> _EXERCISE MATERIAL_
## Begin
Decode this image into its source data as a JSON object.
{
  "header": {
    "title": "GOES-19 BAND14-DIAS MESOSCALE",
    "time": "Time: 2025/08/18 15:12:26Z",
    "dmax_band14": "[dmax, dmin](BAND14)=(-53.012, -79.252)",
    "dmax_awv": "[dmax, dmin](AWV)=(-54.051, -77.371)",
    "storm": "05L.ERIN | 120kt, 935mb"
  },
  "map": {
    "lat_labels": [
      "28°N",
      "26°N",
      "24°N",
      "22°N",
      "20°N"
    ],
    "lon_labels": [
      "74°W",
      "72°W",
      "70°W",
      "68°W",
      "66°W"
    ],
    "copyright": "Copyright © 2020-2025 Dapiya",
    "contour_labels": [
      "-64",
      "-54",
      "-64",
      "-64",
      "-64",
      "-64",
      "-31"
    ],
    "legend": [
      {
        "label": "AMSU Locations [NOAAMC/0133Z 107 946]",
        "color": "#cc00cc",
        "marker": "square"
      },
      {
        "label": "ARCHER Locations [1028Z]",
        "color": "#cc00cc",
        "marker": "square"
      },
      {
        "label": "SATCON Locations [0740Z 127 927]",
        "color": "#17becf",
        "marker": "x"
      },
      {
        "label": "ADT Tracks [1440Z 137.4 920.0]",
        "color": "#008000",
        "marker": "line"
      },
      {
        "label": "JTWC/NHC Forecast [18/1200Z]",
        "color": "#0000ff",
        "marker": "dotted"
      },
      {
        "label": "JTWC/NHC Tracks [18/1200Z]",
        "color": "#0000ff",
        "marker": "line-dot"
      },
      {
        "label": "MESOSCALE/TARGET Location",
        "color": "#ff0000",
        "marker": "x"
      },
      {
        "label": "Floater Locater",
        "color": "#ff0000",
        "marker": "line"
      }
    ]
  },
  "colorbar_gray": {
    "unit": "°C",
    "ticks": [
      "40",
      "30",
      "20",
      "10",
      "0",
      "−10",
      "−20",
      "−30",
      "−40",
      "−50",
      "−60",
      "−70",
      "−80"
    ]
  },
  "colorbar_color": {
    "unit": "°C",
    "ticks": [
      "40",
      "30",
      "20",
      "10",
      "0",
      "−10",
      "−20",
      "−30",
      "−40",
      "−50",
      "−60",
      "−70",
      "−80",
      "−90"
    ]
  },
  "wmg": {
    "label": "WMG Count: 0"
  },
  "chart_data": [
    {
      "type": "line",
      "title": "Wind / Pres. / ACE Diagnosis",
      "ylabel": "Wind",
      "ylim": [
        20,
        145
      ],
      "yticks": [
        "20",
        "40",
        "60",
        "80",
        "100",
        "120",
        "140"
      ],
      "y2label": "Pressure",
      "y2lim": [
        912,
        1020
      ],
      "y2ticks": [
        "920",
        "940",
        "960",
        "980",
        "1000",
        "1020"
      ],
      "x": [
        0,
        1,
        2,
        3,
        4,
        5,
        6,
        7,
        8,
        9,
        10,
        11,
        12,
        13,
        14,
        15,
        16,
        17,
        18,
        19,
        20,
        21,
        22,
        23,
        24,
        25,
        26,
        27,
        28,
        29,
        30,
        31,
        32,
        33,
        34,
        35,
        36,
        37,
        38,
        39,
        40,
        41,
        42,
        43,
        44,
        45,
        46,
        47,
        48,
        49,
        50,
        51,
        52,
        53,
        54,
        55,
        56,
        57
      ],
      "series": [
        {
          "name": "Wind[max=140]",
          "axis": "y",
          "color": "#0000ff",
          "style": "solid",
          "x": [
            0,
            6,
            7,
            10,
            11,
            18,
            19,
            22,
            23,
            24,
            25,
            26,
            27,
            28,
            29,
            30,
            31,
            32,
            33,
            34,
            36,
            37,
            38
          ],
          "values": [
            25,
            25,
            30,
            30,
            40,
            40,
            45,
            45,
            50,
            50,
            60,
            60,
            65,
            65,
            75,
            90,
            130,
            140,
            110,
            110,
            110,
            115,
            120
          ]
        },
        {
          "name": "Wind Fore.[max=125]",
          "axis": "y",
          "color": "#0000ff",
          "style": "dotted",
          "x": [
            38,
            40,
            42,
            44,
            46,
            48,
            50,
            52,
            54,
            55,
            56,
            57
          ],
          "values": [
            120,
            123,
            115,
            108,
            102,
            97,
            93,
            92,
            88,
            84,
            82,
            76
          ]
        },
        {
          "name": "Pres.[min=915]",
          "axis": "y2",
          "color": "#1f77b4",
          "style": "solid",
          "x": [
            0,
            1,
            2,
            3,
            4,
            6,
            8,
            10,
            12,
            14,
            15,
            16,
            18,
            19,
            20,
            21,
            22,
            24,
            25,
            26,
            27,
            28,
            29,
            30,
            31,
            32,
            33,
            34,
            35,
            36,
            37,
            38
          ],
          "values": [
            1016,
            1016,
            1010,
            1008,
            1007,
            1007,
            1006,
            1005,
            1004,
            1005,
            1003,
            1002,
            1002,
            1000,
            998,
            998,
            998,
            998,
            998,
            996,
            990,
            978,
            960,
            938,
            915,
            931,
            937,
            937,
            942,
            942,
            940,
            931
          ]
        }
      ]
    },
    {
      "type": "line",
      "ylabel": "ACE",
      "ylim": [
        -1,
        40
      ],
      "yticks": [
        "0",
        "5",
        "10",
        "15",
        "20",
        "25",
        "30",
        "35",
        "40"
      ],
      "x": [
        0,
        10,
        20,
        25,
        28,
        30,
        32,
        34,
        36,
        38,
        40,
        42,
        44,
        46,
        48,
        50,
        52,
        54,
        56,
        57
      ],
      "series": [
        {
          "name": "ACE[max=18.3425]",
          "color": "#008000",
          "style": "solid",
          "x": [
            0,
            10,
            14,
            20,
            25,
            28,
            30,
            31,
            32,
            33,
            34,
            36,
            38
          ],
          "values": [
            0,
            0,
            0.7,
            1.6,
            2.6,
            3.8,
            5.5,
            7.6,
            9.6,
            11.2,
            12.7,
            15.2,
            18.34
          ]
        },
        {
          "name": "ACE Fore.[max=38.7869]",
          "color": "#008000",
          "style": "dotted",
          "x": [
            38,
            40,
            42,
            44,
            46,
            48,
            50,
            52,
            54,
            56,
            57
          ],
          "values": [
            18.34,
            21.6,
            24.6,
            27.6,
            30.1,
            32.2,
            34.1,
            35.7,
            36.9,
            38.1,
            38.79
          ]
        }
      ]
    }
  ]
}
## End
> _TASK_
Print the whole listing exactly as it is.

> _EXPECTED ANSWER_
Decode this image into its source data as a JSON object.
{
  "header": {
    "title": "GOES-19 BAND14-DIAS MESOSCALE",
    "time": "Time: 2025/08/18 15:12:26Z",
    "dmax_band14": "[dmax, dmin](BAND14)=(-53.012, -79.252)",
    "dmax_awv": "[dmax, dmin](AWV)=(-54.051, -77.371)",
    "storm": "05L.ERIN | 120kt, 935mb"
  },
  "map": {
    "lat_labels": [
      "28°N",
      "26°N",
      "24°N",
      "22°N",
      "20°N"
    ],
    "lon_labels": [
      "74°W",
      "72°W",
      "70°W",
      "68°W",
      "66°W"
    ],
    "copyright": "Copyright © 2020-2025 Dapiya",
    "contour_labels": [
      "-64",
      "-54",
      "-64",
      "-64",
      "-64",
      "-64",
      "-31"
    ],
    "legend": [
      {
        "label": "AMSU Locations [NOAAMC/0133Z 107 946]",
        "color": "#cc00cc",
        "marker": "square"
      },
      {
        "label": "ARCHER Locations [1028Z]",
        "color": "#cc00cc",
        "marker": "square"
      },
      {
        "label": "SATCON Locations [0740Z 127 927]",
        "color": "#17becf",
        "marker": "x"
      },
      {
        "label": "ADT Tracks [1440Z 137.4 920.0]",
        "color": "#008000",
        "marker": "line"
      },
      {
        "label": "JTWC/NHC Forecast [18/1200Z]",
        "color": "#0000ff",
        "marker": "dotted"
      },
      {
        "label": "JTWC/NHC Tracks [18/1200Z]",
        "color": "#0000ff",
        "marker": "line-dot"
      },
      {
        "label": "MESOSCALE/TARGET Location",
        "color": "#ff0000",
        "marker": "x"
      },
      {
        "label": "Floater Locater",
        "color": "#ff0000",
        "marker": "line"
      }
    ]
  },
  "colorbar_gray": {
    "unit": "°C",
    "ticks": [
      "40",
      "30",
      "20",
      "10",
      "0",
      "−10",
      "−20",
      "−30",
      "−40",
      "−50",
      "−60",
      "−70",
      "−80"
    ]
  },
  "colorbar_color": {
    "unit": "°C",
    "ticks": [
      "40",
      "30",
      "20",
      "10",
      "0",
      "−10",
      "−20",
      "−30",
      "−40",
      "−50",
      "−60",
      "−70",
      "−80",
      "−90"
    ]
  },
  "wmg": {
    "label": "WMG Count: 0"
  },
  "chart_data": [
    {
      "type": "line",
      "title": "Wind / Pres. / ACE Diagnosis",
      "ylabel": "Wind",
      "ylim": [
        20,
        145
      ],
      "yticks": [
        "20",
        "40",
        "60",
        "80",
        "100",
        "120",
        "140"
      ],
      "y2label": "Pressure",
      "y2lim": [
        912,
        1020
      ],
      "y2ticks": [
        "920",
        "940",
        "960",
        "980",
        "1000",
        "1020"
      ],
      "x": [
        0,
        1,
        2,
        3,
        4,
        5,
        6,
        7,
        8,
        9,
        10,
        11,
        12,
        13,
        14,
        15,
        16,
        17,
        18,
        19,
        20,
        21,
        22,
        23,
        24,
        25,
        26,
        27,
        28,
        29,
        30,
        31,
        32,
        33,
        34,
        35,
        36,
        37,
        38,
        39,
        40,
        41,
        42,
        43,
        44,
        45,
        46,
        47,
        48,
        49,
        50,
        51,
        52,
        53,
        54,
        55,
        56,
        57
      ],
      "series": [
        {
          "name": "Wind[max=140]",
          "axis": "y",
          "color": "#0000ff",
          "style": "solid",
          "x": [
            0,
            6,
            7,
            10,
            11,
            18,
            19,
            22,
            23,
            24,
            25,
            26,
            27,
            28,
            29,
            30,
            31,
            32,
            33,
            34,
            36,
            37,
            38
          ],
          "values": [
            25,
            25,
            30,
            30,
            40,
            40,
            45,
            45,
            50,
            50,
            60,
            60,
            65,
            65,
            75,
            90,
            130,
            140,
            110,
            110,
            110,
            115,
            120
          ]
        },
        {
          "name": "Wind Fore.[max=125]",
          "axis": "y",
          "color": "#0000ff",
          "style": "dotted",
          "x": [
            38,
            40,
            42,
            44,
            46,
            48,
            50,
            52,
            54,
            55,
            56,
            57
          ],
          "values": [
            120,
            123,
            115,
            108,
            102,
            97,
            93,
            92,
            88,
            84,
            82,
            76
          ]
        },
        {
          "name": "Pres.[min=915]",
          "axis": "y2",
          "color": "#1f77b4",
          "style": "solid",
          "x": [
            0,
            1,
            2,
            3,
            4,
            6,
            8,
            10,
            12,
            14,
            15,
            16,
            18,
            19,
            20,
            21,
            22,
            24,
            25,
            26,
            27,
            28,
            29,
            30,
            31,
            32,
            33,
            34,
            35,
            36,
            37,
            38
          ],
          "values": [
            1016,
            1016,
            1010,
            1008,
            1007,
            1007,
            1006,
            1005,
            1004,
            1005,
            1003,
            1002,
            1002,
            1000,
            998,
            998,
            998,
            998,
            998,
            996,
            990,
            978,
            960,
            938,
            915,
            931,
            937,
            937,
            942,
            942,
            940,
            931
          ]
        }
      ]
    },
    {
      "type": "line",
      "ylabel": "ACE",
      "ylim": [
        -1,
        40
      ],
      "yticks": [
        "0",
        "5",
        "10",
        "15",
        "20",
        "25",
        "30",
        "35",
        "40"
      ],
      "x": [
        0,
        10,
        20,
        25,
        28,
        30,
        32,
        34,
        36,
        38,
        40,
        42,
        44,
        46,
        48,
        50,
        52,
        54,
        56,
        57
      ],
      "series": [
        {
          "name": "ACE[max=18.3425]",
          "color": "#008000",
          "style": "solid",
          "x": [
            0,
            10,
            14,
            20,
            25,
            28,
            30,
            31,
            32,
            33,
            34,
            36,
            38
          ],
          "values": [
            0,
            0,
            0.7,
            1.6,
            2.6,
            3.8,
            5.5,
            7.6,
            9.6,
            11.2,
            12.7,
            15.2,
            18.34
          ]
        },
        {
          "name": "ACE Fore.[max=38.7869]",
          "color": "#008000",
          "style": "dotted",
          "x": [
            38,
            40,
            42,
            44,
            46,
            48,
            50,
            52,
            54,
            56,
            57
          ],
          "values": [
            18.34,
            21.6,
            24.6,
            27.6,
            30.1,
            32.2,
            34.1,
            35.7,
            36.9,
            38.1,
            38.79
          ]
        }
      ]
    }
  ]
}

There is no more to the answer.